__Dataset records__.
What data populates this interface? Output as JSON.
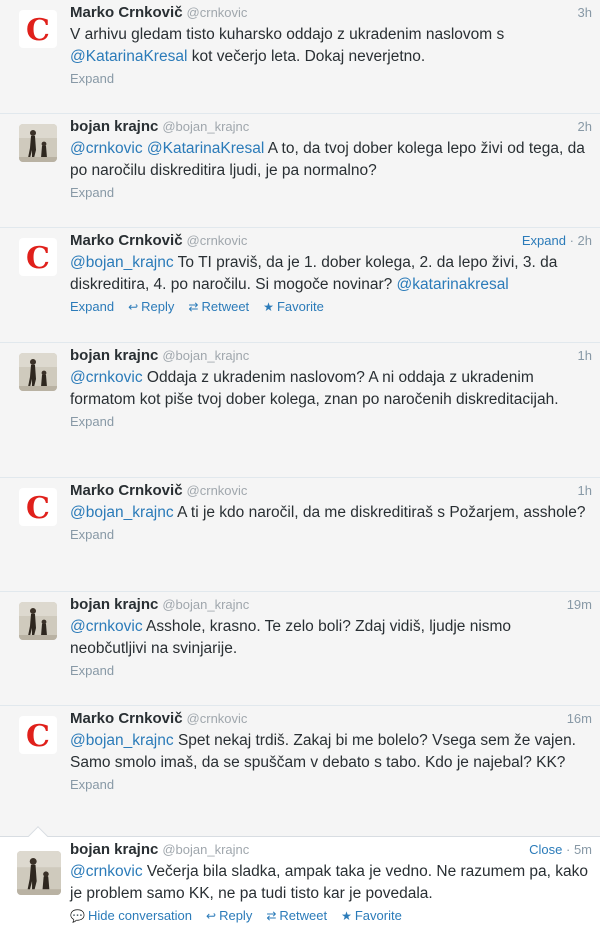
{
  "tweets": [
    {
      "name": "Marko Crnkovič",
      "handle": "@crnkovic",
      "time": "3h",
      "header_link": "",
      "avatar": "c-logo",
      "parts": [
        {
          "t": "V arhivu gledam tisto kuharsko oddajo z ukradenim naslovom s ",
          "m": false
        },
        {
          "t": "@KatarinaKresal",
          "m": true
        },
        {
          "t": " kot večerjo leta. Dokaj neverjetno.",
          "m": false
        }
      ],
      "footer": "expand",
      "expand": "Expand"
    },
    {
      "name": "bojan krajnc",
      "handle": "@bojan_krajnc",
      "time": "2h",
      "header_link": "",
      "avatar": "photo",
      "parts": [
        {
          "t": "@crnkovic",
          "m": true
        },
        {
          "t": " ",
          "m": false
        },
        {
          "t": "@KatarinaKresal",
          "m": true
        },
        {
          "t": " A to, da tvoj dober kolega lepo živi od tega, da po naročilu diskreditira ljudi, je pa normalno?",
          "m": false
        }
      ],
      "footer": "expand",
      "expand": "Expand"
    },
    {
      "name": "Marko Crnkovič",
      "handle": "@crnkovic",
      "time": "2h",
      "header_link": "Expand",
      "avatar": "c-logo",
      "parts": [
        {
          "t": "@bojan_krajnc",
          "m": true
        },
        {
          "t": " To TI praviš, da je 1. dober kolega, 2. da lepo živi, 3. da diskreditira, 4. po naročilu. Si mogoče novinar? ",
          "m": false
        },
        {
          "t": "@katarinakresal",
          "m": true
        }
      ],
      "footer": "actions",
      "actions": {
        "expand": "Expand",
        "reply": "Reply",
        "retweet": "Retweet",
        "favorite": "Favorite"
      }
    },
    {
      "name": "bojan krajnc",
      "handle": "@bojan_krajnc",
      "time": "1h",
      "header_link": "",
      "avatar": "photo",
      "parts": [
        {
          "t": "@crnkovic",
          "m": true
        },
        {
          "t": " Oddaja z ukradenim naslovom? A ni oddaja z ukradenim formatom kot piše tvoj dober kolega, znan po naročenih diskreditacijah.",
          "m": false
        }
      ],
      "footer": "expand",
      "expand": "Expand"
    },
    {
      "name": "Marko Crnkovič",
      "handle": "@crnkovic",
      "time": "1h",
      "header_link": "",
      "avatar": "c-logo",
      "parts": [
        {
          "t": "@bojan_krajnc",
          "m": true
        },
        {
          "t": " A ti je kdo naročil, da me diskreditiraš s Požarjem, asshole?",
          "m": false
        }
      ],
      "footer": "expand",
      "expand": "Expand"
    },
    {
      "name": "bojan krajnc",
      "handle": "@bojan_krajnc",
      "time": "19m",
      "header_link": "",
      "avatar": "photo",
      "parts": [
        {
          "t": "@crnkovic",
          "m": true
        },
        {
          "t": " Asshole, krasno. Te zelo boli? Zdaj vidiš, ljudje nismo neobčutljivi na svinjarije.",
          "m": false
        }
      ],
      "footer": "expand",
      "expand": "Expand"
    },
    {
      "name": "Marko Crnkovič",
      "handle": "@crnkovic",
      "time": "16m",
      "header_link": "",
      "avatar": "c-logo",
      "parts": [
        {
          "t": "@bojan_krajnc",
          "m": true
        },
        {
          "t": " Spet nekaj trdiš. Zakaj bi me bolelo? Vsega sem že vajen. Samo smolo imaš, da se spuščam v debato s tabo. Kdo je najebal? KK?",
          "m": false
        }
      ],
      "footer": "expand",
      "expand": "Expand"
    },
    {
      "name": "bojan krajnc",
      "handle": "@bojan_krajnc",
      "time": "5m",
      "header_link": "Close",
      "avatar": "photo",
      "parts": [
        {
          "t": "@crnkovic",
          "m": true
        },
        {
          "t": " Večerja bila sladka, ampak taka je vedno. Ne razumem pa, kako je problem samo KK, ne pa tudi tisto kar je povedala.",
          "m": false
        }
      ],
      "footer": "actions",
      "actions": {
        "expand": "Hide conversation",
        "reply": "Reply",
        "retweet": "Retweet",
        "favorite": "Favorite"
      }
    }
  ],
  "colors": {
    "link": "#2b7bb9",
    "logo_red": "#e0201b",
    "muted": "#8899a6"
  }
}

__Request__. Transcribe the listing above verbatim. Omit the pictures.

__Reply__.
What data populates this interface? Output as JSON.
{
  "tweets": [
    {
      "name": "Marko Crnkovič",
      "handle": "@crnkovic",
      "time": "3h",
      "header_link": "",
      "avatar": "c-logo",
      "parts": [
        {
          "t": "V arhivu gledam tisto kuharsko oddajo z ukradenim naslovom s ",
          "m": false
        },
        {
          "t": "@KatarinaKresal",
          "m": true
        },
        {
          "t": " kot večerjo leta. Dokaj neverjetno.",
          "m": false
        }
      ],
      "footer": "expand",
      "expand": "Expand"
    },
    {
      "name": "bojan krajnc",
      "handle": "@bojan_krajnc",
      "time": "2h",
      "header_link": "",
      "avatar": "photo",
      "parts": [
        {
          "t": "@crnkovic",
          "m": true
        },
        {
          "t": " ",
          "m": false
        },
        {
          "t": "@KatarinaKresal",
          "m": true
        },
        {
          "t": " A to, da tvoj dober kolega lepo živi od tega, da po naročilu diskreditira ljudi, je pa normalno?",
          "m": false
        }
      ],
      "footer": "expand",
      "expand": "Expand"
    },
    {
      "name": "Marko Crnkovič",
      "handle": "@crnkovic",
      "time": "2h",
      "header_link": "Expand",
      "avatar": "c-logo",
      "parts": [
        {
          "t": "@bojan_krajnc",
          "m": true
        },
        {
          "t": " To TI praviš, da je 1. dober kolega, 2. da lepo živi, 3. da diskreditira, 4. po naročilu. Si mogoče novinar? ",
          "m": false
        },
        {
          "t": "@katarinakresal",
          "m": true
        }
      ],
      "footer": "actions",
      "actions": {
        "expand": "Expand",
        "reply": "Reply",
        "retweet": "Retweet",
        "favorite": "Favorite"
      }
    },
    {
      "name": "bojan krajnc",
      "handle": "@bojan_krajnc",
      "time": "1h",
      "header_link": "",
      "avatar": "photo",
      "parts": [
        {
          "t": "@crnkovic",
          "m": true
        },
        {
          "t": " Oddaja z ukradenim naslovom? A ni oddaja z ukradenim formatom kot piše tvoj dober kolega, znan po naročenih diskreditacijah.",
          "m": false
        }
      ],
      "footer": "expand",
      "expand": "Expand"
    },
    {
      "name": "Marko Crnkovič",
      "handle": "@crnkovic",
      "time": "1h",
      "header_link": "",
      "avatar": "c-logo",
      "parts": [
        {
          "t": "@bojan_krajnc",
          "m": true
        },
        {
          "t": " A ti je kdo naročil, da me diskreditiraš s Požarjem, asshole?",
          "m": false
        }
      ],
      "footer": "expand",
      "expand": "Expand"
    },
    {
      "name": "bojan krajnc",
      "handle": "@bojan_krajnc",
      "time": "19m",
      "header_link": "",
      "avatar": "photo",
      "parts": [
        {
          "t": "@crnkovic",
          "m": true
        },
        {
          "t": " Asshole, krasno. Te zelo boli? Zdaj vidiš, ljudje nismo neobčutljivi na svinjarije.",
          "m": false
        }
      ],
      "footer": "expand",
      "expand": "Expand"
    },
    {
      "name": "Marko Crnkovič",
      "handle": "@crnkovic",
      "time": "16m",
      "header_link": "",
      "avatar": "c-logo",
      "parts": [
        {
          "t": "@bojan_krajnc",
          "m": true
        },
        {
          "t": " Spet nekaj trdiš. Zakaj bi me bolelo? Vsega sem že vajen. Samo smolo imaš, da se spuščam v debato s tabo. Kdo je najebal? KK?",
          "m": false
        }
      ],
      "footer": "expand",
      "expand": "Expand"
    },
    {
      "name": "bojan krajnc",
      "handle": "@bojan_krajnc",
      "time": "5m",
      "header_link": "Close",
      "avatar": "photo",
      "parts": [
        {
          "t": "@crnkovic",
          "m": true
        },
        {
          "t": " Večerja bila sladka, ampak taka je vedno. Ne razumem pa, kako je problem samo KK, ne pa tudi tisto kar je povedala.",
          "m": false
        }
      ],
      "footer": "actions",
      "actions": {
        "expand": "Hide conversation",
        "reply": "Reply",
        "retweet": "Retweet",
        "favorite": "Favorite"
      }
    }
  ],
  "colors": {
    "link": "#2b7bb9",
    "logo_red": "#e0201b",
    "muted": "#8899a6"
  }
}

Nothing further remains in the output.